Task to carry out | Lines holding the string "dispuestos": copy each one from the listing below.

Data supplied |
════

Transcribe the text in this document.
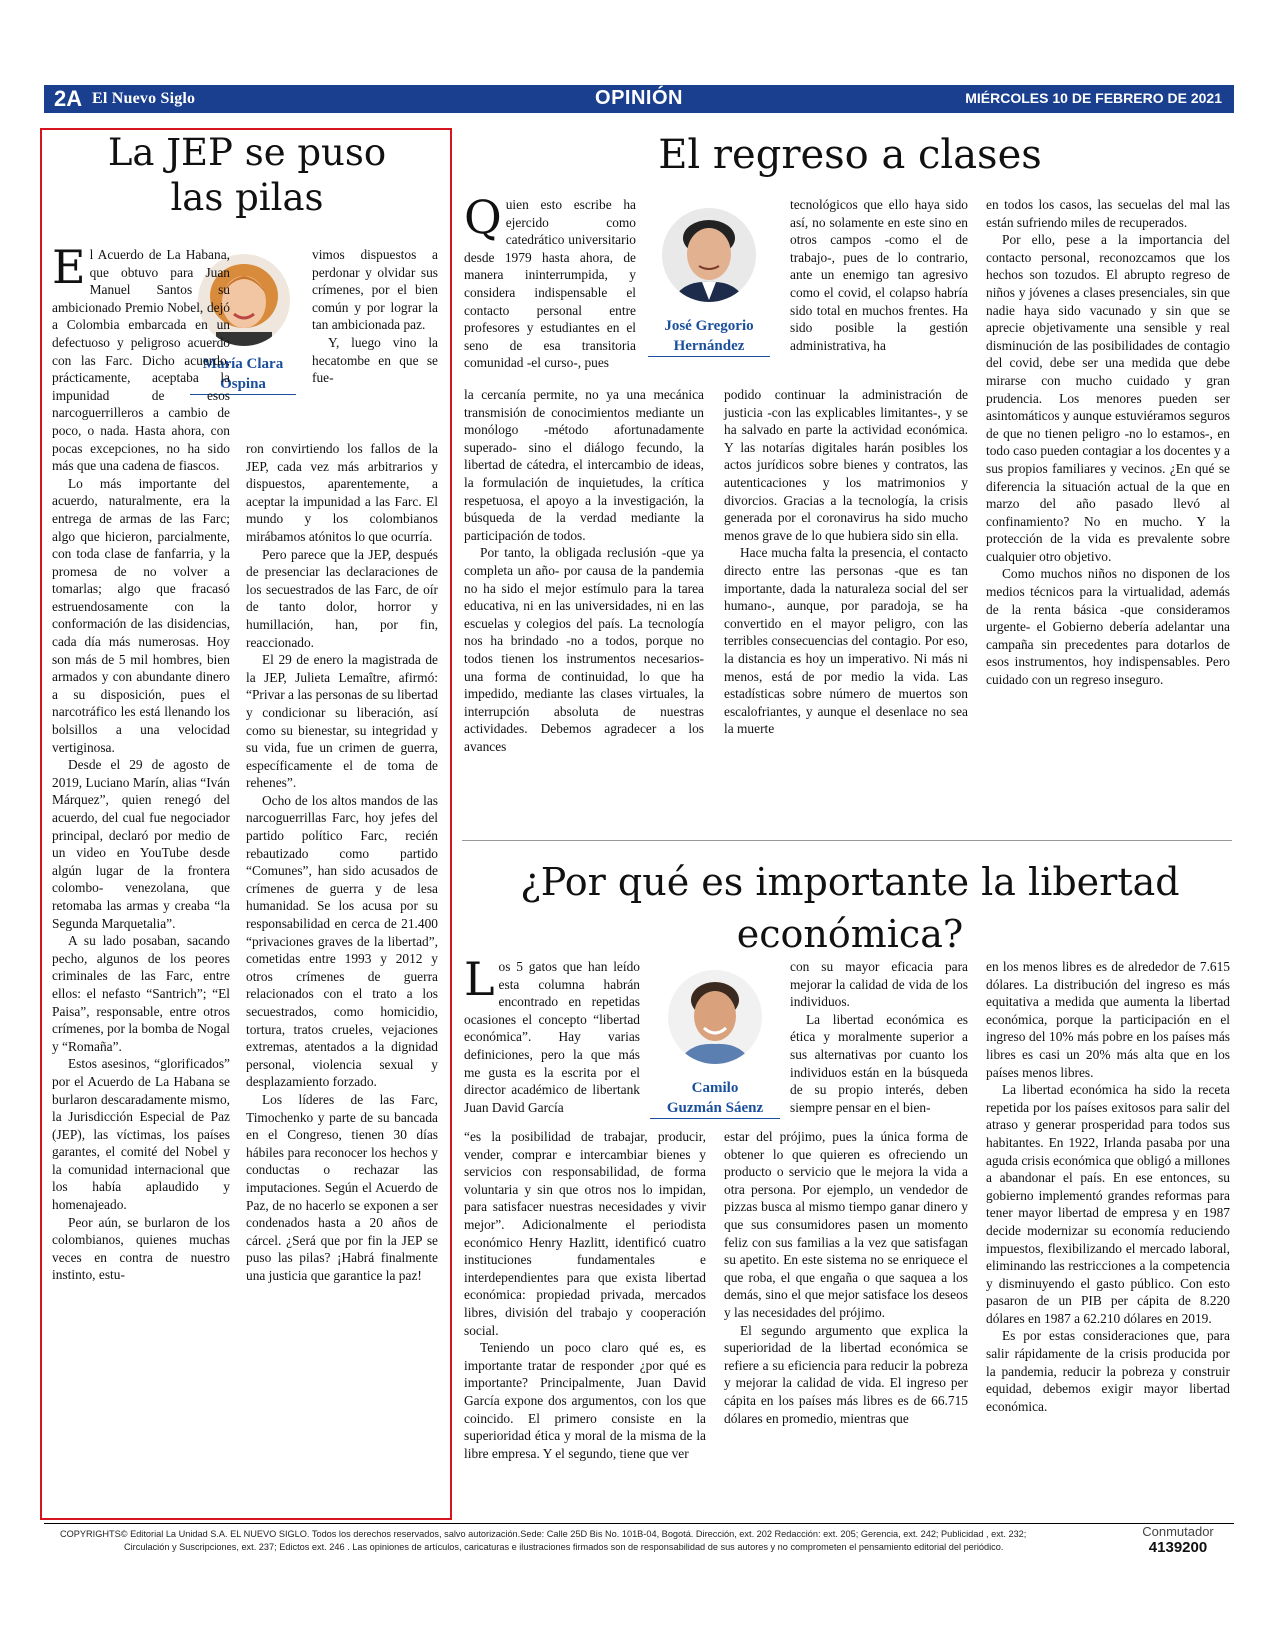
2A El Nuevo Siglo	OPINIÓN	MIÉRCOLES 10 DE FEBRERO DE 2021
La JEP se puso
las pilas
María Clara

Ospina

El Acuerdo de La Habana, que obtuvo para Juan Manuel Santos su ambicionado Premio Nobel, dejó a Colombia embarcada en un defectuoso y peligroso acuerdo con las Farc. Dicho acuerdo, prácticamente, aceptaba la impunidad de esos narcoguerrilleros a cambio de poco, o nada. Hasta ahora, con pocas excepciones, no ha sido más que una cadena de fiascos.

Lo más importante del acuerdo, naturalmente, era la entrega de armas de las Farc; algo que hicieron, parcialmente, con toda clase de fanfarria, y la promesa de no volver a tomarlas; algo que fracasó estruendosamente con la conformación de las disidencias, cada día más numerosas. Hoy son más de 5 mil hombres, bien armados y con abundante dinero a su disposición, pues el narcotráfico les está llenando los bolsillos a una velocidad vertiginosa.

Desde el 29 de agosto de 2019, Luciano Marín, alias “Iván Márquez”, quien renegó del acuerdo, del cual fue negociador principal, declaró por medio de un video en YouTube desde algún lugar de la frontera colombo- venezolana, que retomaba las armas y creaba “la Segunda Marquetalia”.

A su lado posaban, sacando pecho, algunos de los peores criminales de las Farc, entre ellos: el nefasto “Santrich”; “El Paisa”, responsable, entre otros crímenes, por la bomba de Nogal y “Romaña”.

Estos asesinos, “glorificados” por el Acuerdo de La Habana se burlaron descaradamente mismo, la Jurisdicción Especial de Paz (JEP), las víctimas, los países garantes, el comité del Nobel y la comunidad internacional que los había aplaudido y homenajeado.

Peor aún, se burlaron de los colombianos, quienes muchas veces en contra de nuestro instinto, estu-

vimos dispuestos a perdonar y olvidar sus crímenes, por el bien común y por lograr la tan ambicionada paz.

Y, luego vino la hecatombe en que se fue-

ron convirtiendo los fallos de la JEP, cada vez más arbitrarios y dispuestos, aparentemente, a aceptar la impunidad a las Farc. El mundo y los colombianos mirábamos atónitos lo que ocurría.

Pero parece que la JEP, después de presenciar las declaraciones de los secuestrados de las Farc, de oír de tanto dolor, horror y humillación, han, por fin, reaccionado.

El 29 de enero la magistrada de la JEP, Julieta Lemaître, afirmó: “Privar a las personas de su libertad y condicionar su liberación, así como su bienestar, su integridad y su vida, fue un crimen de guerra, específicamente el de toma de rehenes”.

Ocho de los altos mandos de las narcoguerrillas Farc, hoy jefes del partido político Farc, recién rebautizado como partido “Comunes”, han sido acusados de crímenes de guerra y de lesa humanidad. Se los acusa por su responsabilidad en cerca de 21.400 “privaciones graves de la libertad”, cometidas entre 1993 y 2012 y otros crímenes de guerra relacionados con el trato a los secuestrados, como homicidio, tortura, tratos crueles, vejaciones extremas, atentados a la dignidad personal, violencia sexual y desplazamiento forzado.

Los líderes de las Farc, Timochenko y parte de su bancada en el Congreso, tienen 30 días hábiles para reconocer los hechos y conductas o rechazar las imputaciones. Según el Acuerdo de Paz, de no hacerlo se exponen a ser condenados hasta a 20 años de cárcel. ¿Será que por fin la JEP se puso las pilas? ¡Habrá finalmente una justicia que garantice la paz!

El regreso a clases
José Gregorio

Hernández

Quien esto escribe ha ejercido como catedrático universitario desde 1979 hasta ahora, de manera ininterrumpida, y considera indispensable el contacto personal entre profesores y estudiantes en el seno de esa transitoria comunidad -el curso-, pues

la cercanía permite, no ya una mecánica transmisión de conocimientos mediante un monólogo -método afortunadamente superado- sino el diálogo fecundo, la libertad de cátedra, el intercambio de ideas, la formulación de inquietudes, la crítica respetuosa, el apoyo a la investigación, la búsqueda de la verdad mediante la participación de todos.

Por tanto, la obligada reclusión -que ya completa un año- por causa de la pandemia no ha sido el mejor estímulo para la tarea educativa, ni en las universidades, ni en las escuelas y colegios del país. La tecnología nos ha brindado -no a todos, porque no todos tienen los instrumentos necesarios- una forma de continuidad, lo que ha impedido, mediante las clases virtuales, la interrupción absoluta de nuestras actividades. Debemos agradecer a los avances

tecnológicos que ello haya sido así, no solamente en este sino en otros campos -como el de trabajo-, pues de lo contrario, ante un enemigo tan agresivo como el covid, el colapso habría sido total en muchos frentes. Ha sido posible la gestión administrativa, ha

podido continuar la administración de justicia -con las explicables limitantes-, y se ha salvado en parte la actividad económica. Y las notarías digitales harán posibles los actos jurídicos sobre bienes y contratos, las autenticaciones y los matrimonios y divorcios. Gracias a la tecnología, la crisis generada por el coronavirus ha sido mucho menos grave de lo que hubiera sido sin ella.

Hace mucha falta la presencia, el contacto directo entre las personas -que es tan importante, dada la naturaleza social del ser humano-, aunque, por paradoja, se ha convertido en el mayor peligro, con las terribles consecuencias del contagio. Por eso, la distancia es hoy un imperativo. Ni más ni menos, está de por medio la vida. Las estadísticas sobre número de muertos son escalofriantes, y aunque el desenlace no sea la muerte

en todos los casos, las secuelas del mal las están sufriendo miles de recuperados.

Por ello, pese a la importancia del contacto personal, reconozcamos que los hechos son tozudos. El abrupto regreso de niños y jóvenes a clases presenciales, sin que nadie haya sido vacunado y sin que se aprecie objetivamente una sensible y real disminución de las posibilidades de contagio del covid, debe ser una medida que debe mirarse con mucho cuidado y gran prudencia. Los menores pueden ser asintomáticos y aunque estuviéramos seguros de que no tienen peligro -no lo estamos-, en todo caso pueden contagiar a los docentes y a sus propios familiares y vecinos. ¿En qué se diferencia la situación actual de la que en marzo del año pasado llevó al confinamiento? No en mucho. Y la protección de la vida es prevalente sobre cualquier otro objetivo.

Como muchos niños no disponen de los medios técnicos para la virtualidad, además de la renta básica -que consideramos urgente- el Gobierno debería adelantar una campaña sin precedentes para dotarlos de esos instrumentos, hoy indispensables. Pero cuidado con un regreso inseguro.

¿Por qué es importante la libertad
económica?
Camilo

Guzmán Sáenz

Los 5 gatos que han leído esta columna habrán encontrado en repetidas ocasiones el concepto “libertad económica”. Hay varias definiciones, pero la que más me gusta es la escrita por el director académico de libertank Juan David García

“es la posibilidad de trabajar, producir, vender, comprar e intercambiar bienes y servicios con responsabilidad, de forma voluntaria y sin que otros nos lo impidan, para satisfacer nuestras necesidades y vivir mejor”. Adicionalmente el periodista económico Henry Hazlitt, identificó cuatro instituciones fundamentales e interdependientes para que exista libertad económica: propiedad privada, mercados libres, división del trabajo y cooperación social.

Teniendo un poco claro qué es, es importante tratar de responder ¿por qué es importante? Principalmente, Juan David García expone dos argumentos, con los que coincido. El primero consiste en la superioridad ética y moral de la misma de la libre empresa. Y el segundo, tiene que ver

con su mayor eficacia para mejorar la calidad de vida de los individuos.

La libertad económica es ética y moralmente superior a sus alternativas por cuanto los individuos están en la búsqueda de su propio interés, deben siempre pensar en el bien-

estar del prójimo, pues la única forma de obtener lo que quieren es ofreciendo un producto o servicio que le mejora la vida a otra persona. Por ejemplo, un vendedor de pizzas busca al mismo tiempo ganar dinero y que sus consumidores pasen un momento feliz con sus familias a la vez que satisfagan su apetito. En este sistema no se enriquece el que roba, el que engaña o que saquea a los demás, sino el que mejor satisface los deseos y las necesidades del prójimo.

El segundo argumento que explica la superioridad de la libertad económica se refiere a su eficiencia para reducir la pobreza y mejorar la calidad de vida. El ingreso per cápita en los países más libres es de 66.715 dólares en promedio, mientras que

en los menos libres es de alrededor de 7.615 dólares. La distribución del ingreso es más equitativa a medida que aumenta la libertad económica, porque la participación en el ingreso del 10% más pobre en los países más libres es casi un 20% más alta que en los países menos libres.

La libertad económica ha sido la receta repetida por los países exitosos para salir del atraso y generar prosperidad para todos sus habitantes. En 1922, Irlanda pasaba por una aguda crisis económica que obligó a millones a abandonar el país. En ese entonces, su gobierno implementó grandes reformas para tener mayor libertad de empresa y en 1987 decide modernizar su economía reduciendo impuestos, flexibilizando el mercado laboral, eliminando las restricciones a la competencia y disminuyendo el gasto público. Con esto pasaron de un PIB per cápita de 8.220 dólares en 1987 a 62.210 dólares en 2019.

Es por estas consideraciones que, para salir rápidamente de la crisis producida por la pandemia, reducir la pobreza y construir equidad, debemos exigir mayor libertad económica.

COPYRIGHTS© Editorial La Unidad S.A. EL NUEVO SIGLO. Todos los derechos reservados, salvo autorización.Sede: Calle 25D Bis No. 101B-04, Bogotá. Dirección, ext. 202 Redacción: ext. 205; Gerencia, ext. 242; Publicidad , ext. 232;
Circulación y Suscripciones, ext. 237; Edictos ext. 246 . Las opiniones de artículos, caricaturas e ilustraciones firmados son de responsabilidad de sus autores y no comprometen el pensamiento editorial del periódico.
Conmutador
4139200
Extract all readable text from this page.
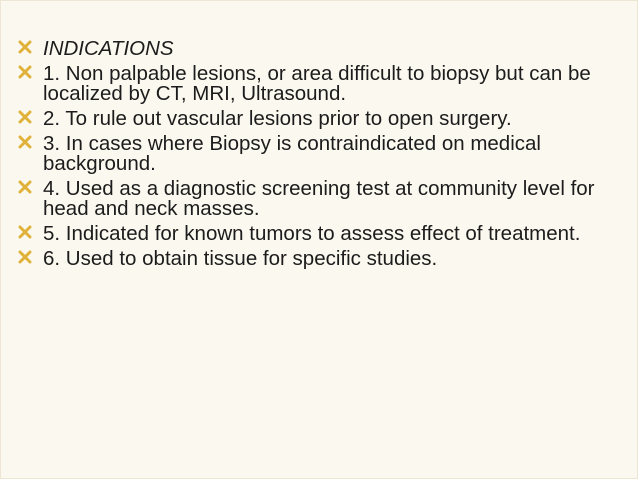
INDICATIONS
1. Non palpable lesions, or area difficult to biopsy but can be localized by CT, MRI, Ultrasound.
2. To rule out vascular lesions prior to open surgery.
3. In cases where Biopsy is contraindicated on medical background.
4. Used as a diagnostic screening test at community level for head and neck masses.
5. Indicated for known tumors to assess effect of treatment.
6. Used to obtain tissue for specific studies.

════

Result of the task |
vimos dispuestos a perdonar y olvidar sus crímenes, por el bien común y por lograr la tan ambicionada paz.
ron convirtiendo los fallos de la JEP, cada vez más arbitrarios y dispuestos, aparentemente, a aceptar la impunidad a las Farc. El mundo y los colombianos mirábamos atónitos lo que ocurría.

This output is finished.